Data extracted from a collection
_____
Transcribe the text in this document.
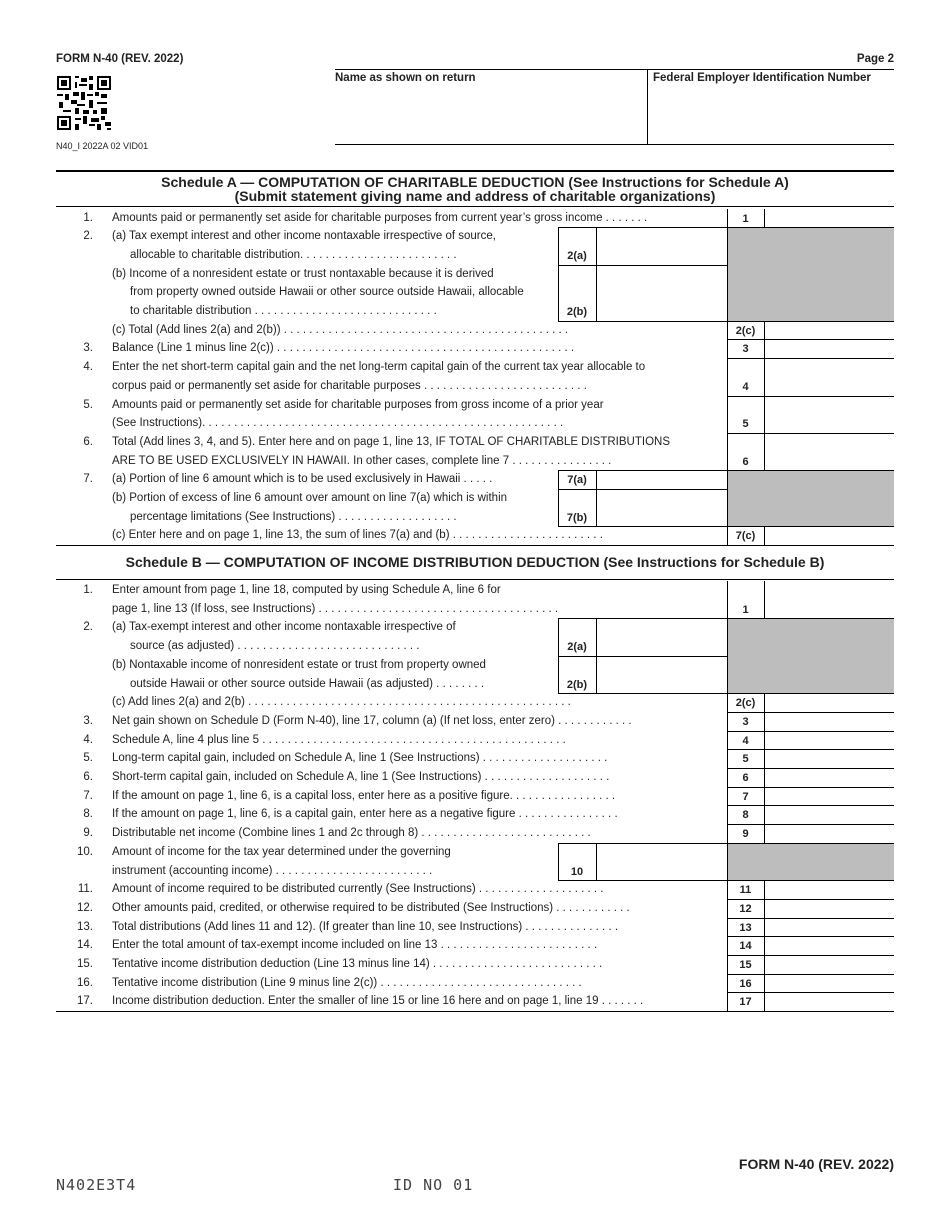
FORM N-40 (REV. 2022)	Page 2
N40_I 2022A 02 VID01
Name as shown on return	Federal Employer Identification Number
Schedule A — COMPUTATION OF CHARITABLE DEDUCTION (See Instructions for Schedule A)
(Submit statement giving name and address of charitable organizations)
1. Amounts paid or permanently set aside for charitable purposes from current year’s gross income . . . . . . .	1
2. (a) Tax exempt interest and other income nontaxable irrespective of source,
allocable to charitable distribution. . . . . . . . . . . . . . . . . . . . . . . . .	2(a)
(b) Income of a nonresident estate or trust nontaxable because it is derived
from property owned outside Hawaii or other source outside Hawaii, allocable
to charitable distribution . . . . . . . . . . . . . . . . . . . . . . . . . . . . .	2(b)
(c) Total (Add lines 2(a) and 2(b)) . . . . . . . . . . . . . . . . . . . . . . . . . . . . . . . . . . . . . . . . . . . . .	2(c)
3. Balance (Line 1 minus line 2(c)) . . . . . . . . . . . . . . . . . . . . . . . . . . . . . . . . . . . . . . . . . . . . . . .	3
4. Enter the net short-term capital gain and the net long-term capital gain of the current tax year allocable to
corpus paid or permanently set aside for charitable purposes . . . . . . . . . . . . . . . . . . . . . . . . . .	4
5. Amounts paid or permanently set aside for charitable purposes from gross income of a prior year
(See Instructions). . . . . . . . . . . . . . . . . . . . . . . . . . . . . . . . . . . . . . . . . . . . . . . . . . . . . . . . .	5
6. Total (Add lines 3, 4, and 5). Enter here and on page 1, line 13, IF TOTAL OF CHARITABLE DISTRIBUTIONS
ARE TO BE USED EXCLUSIVELY IN HAWAII. In other cases, complete line 7 . . . . . . . . . . . . . . . .	6
7. (a) Portion of line 6 amount which is to be used exclusively in Hawaii . . . . .	7(a)
(b) Portion of excess of line 6 amount over amount on line 7(a) which is within
percentage limitations (See Instructions) . . . . . . . . . . . . . . . . . . .	7(b)
(c) Enter here and on page 1, line 13, the sum of lines 7(a) and (b) . . . . . . . . . . . . . . . . . . . . . . . .	7(c)
Schedule B — COMPUTATION OF INCOME DISTRIBUTION DEDUCTION (See Instructions for Schedule B)
1. Enter amount from page 1, line 18, computed by using Schedule A, line 6 for
page 1, line 13 (If loss, see Instructions) . . . . . . . . . . . . . . . . . . . . . . . . . . . . . . . . . . . . . .	1
2. (a) Tax-exempt interest and other income nontaxable irrespective of
source (as adjusted) . . . . . . . . . . . . . . . . . . . . . . . . . . . . .	2(a)
(b) Nontaxable income of nonresident estate or trust from property owned
outside Hawaii or other source outside Hawaii (as adjusted) . . . . . . . .	2(b)
(c) Add lines 2(a) and 2(b) . . . . . . . . . . . . . . . . . . . . . . . . . . . . . . . . . . . . . . . . . . . . . . . . . . .	2(c)
3. Net gain shown on Schedule D (Form N-40), line 17, column (a) (If net loss, enter zero) . . . . . . . . . . . .	3
4. Schedule A, line 4 plus line 5 . . . . . . . . . . . . . . . . . . . . . . . . . . . . . . . . . . . . . . . . . . . . . . . .	4
5. Long-term capital gain, included on Schedule A, line 1 (See Instructions) . . . . . . . . . . . . . . . . . . . .	5
6. Short-term capital gain, included on Schedule A, line 1 (See Instructions) . . . . . . . . . . . . . . . . . . . .	6
7. If the amount on page 1, line 6, is a capital loss, enter here as a positive figure. . . . . . . . . . . . . . . . .	7
8. If the amount on page 1, line 6, is a capital gain, enter here as a negative figure . . . . . . . . . . . . . . . .	8
9. Distributable net income (Combine lines 1 and 2c through 8) . . . . . . . . . . . . . . . . . . . . . . . . . . .	9
10. Amount of income for the tax year determined under the governing
instrument (accounting income) . . . . . . . . . . . . . . . . . . . . . . . . .	10
11. Amount of income required to be distributed currently (See Instructions) . . . . . . . . . . . . . . . . . . . .	11
12. Other amounts paid, credited, or otherwise required to be distributed (See Instructions) . . . . . . . . . . . .	12
13. Total distributions (Add lines 11 and 12). (If greater than line 10, see Instructions) . . . . . . . . . . . . . . .	13
14. Enter the total amount of tax-exempt income included on line 13 . . . . . . . . . . . . . . . . . . . . . . . . .	14
15. Tentative income distribution deduction (Line 13 minus line 14) . . . . . . . . . . . . . . . . . . . . . . . . . . .	15
16. Tentative income distribution (Line 9 minus line 2(c)) . . . . . . . . . . . . . . . . . . . . . . . . . . . . . . . .	16
17. Income distribution deduction. Enter the smaller of line 15 or line 16 here and on page 1, line 19 . . . . . . .	17
FORM N-40 (REV. 2022)
N402E3T4	ID NO 01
_____
▸ WHAT YOU SHOULD DO:
Quote all the records verbatim, dropping any pictures from your copy.

▸ TASK ANSWER:
Transcribe the text in this document.
FORM N-40 (REV. 2022)	Page 2
N40_I 2022A 02 VID01
Name as shown on return	Federal Employer Identification Number
Schedule A — COMPUTATION OF CHARITABLE DEDUCTION (See Instructions for Schedule A)
(Submit statement giving name and address of charitable organizations)
1. Amounts paid or permanently set aside for charitable purposes from current year’s gross income . . . . . . .	1
2. (a) Tax exempt interest and other income nontaxable irrespective of source,
allocable to charitable distribution. . . . . . . . . . . . . . . . . . . . . . . . .	2(a)
(b) Income of a nonresident estate or trust nontaxable because it is derived
from property owned outside Hawaii or other source outside Hawaii, allocable
to charitable distribution . . . . . . . . . . . . . . . . . . . . . . . . . . . . .	2(b)
(c) Total (Add lines 2(a) and 2(b)) . . . . . . . . . . . . . . . . . . . . . . . . . . . . . . . . . . . . . . . . . . . . .	2(c)
3. Balance (Line 1 minus line 2(c)) . . . . . . . . . . . . . . . . . . . . . . . . . . . . . . . . . . . . . . . . . . . . . . .	3
4. Enter the net short-term capital gain and the net long-term capital gain of the current tax year allocable to
corpus paid or permanently set aside for charitable purposes . . . . . . . . . . . . . . . . . . . . . . . . . .	4
5. Amounts paid or permanently set aside for charitable purposes from gross income of a prior year
(See Instructions). . . . . . . . . . . . . . . . . . . . . . . . . . . . . . . . . . . . . . . . . . . . . . . . . . . . . . . . .	5
6. Total (Add lines 3, 4, and 5). Enter here and on page 1, line 13, IF TOTAL OF CHARITABLE DISTRIBUTIONS
ARE TO BE USED EXCLUSIVELY IN HAWAII. In other cases, complete line 7 . . . . . . . . . . . . . . . .	6
7. (a) Portion of line 6 amount which is to be used exclusively in Hawaii . . . . .	7(a)
(b) Portion of excess of line 6 amount over amount on line 7(a) which is within
percentage limitations (See Instructions) . . . . . . . . . . . . . . . . . . .	7(b)
(c) Enter here and on page 1, line 13, the sum of lines 7(a) and (b) . . . . . . . . . . . . . . . . . . . . . . . .	7(c)
Schedule B — COMPUTATION OF INCOME DISTRIBUTION DEDUCTION (See Instructions for Schedule B)
1. Enter amount from page 1, line 18, computed by using Schedule A, line 6 for
page 1, line 13 (If loss, see Instructions) . . . . . . . . . . . . . . . . . . . . . . . . . . . . . . . . . . . . . .	1
2. (a) Tax-exempt interest and other income nontaxable irrespective of
source (as adjusted) . . . . . . . . . . . . . . . . . . . . . . . . . . . . .	2(a)
(b) Nontaxable income of nonresident estate or trust from property owned
outside Hawaii or other source outside Hawaii (as adjusted) . . . . . . . .	2(b)
(c) Add lines 2(a) and 2(b) . . . . . . . . . . . . . . . . . . . . . . . . . . . . . . . . . . . . . . . . . . . . . . . . . . .	2(c)
3. Net gain shown on Schedule D (Form N-40), line 17, column (a) (If net loss, enter zero) . . . . . . . . . . . .	3
4. Schedule A, line 4 plus line 5 . . . . . . . . . . . . . . . . . . . . . . . . . . . . . . . . . . . . . . . . . . . . . . . .	4
5. Long-term capital gain, included on Schedule A, line 1 (See Instructions) . . . . . . . . . . . . . . . . . . . .	5
6. Short-term capital gain, included on Schedule A, line 1 (See Instructions) . . . . . . . . . . . . . . . . . . . .	6
7. If the amount on page 1, line 6, is a capital loss, enter here as a positive figure. . . . . . . . . . . . . . . . .	7
8. If the amount on page 1, line 6, is a capital gain, enter here as a negative figure . . . . . . . . . . . . . . . .	8
9. Distributable net income (Combine lines 1 and 2c through 8) . . . . . . . . . . . . . . . . . . . . . . . . . . .	9
10. Amount of income for the tax year determined under the governing
instrument (accounting income) . . . . . . . . . . . . . . . . . . . . . . . . .	10
11. Amount of income required to be distributed currently (See Instructions) . . . . . . . . . . . . . . . . . . . .	11
12. Other amounts paid, credited, or otherwise required to be distributed (See Instructions) . . . . . . . . . . . .	12
13. Total distributions (Add lines 11 and 12). (If greater than line 10, see Instructions) . . . . . . . . . . . . . . .	13
14. Enter the total amount of tax-exempt income included on line 13 . . . . . . . . . . . . . . . . . . . . . . . . .	14
15. Tentative income distribution deduction (Line 13 minus line 14) . . . . . . . . . . . . . . . . . . . . . . . . . . .	15
16. Tentative income distribution (Line 9 minus line 2(c)) . . . . . . . . . . . . . . . . . . . . . . . . . . . . . . . .	16
17. Income distribution deduction. Enter the smaller of line 15 or line 16 here and on page 1, line 19 . . . . . . .	17
FORM N-40 (REV. 2022)
N402E3T4	ID NO 01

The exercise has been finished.